THE TASK:
Reproduce all records exactly.

— start —

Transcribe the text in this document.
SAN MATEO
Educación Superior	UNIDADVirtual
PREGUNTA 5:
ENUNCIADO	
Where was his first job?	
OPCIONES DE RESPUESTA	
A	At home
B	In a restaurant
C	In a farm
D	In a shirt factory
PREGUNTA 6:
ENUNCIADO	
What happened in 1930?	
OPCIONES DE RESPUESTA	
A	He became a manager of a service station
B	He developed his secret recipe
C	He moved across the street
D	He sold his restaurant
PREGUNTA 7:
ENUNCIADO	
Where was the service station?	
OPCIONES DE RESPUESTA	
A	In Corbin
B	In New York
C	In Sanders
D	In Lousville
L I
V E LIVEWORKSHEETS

— end —

COMPLETE RESPONSE:
Transcribe the text in this document.
SAN MATEO
Educación Superior	UNIDADVirtual
PREGUNTA 5:
ENUNCIADO	
Where was his first job?	
OPCIONES DE RESPUESTA	
A	At home
B	In a restaurant
C	In a farm
D	In a shirt factory
PREGUNTA 6:
ENUNCIADO	
What happened in 1930?	
OPCIONES DE RESPUESTA	
A	He became a manager of a service station
B	He developed his secret recipe
C	He moved across the street
D	He sold his restaurant
PREGUNTA 7:
ENUNCIADO	
Where was the service station?	
OPCIONES DE RESPUESTA	
A	In Corbin
B	In New York
C	In Sanders
D	In Lousville
L I
V E LIVEWORKSHEETS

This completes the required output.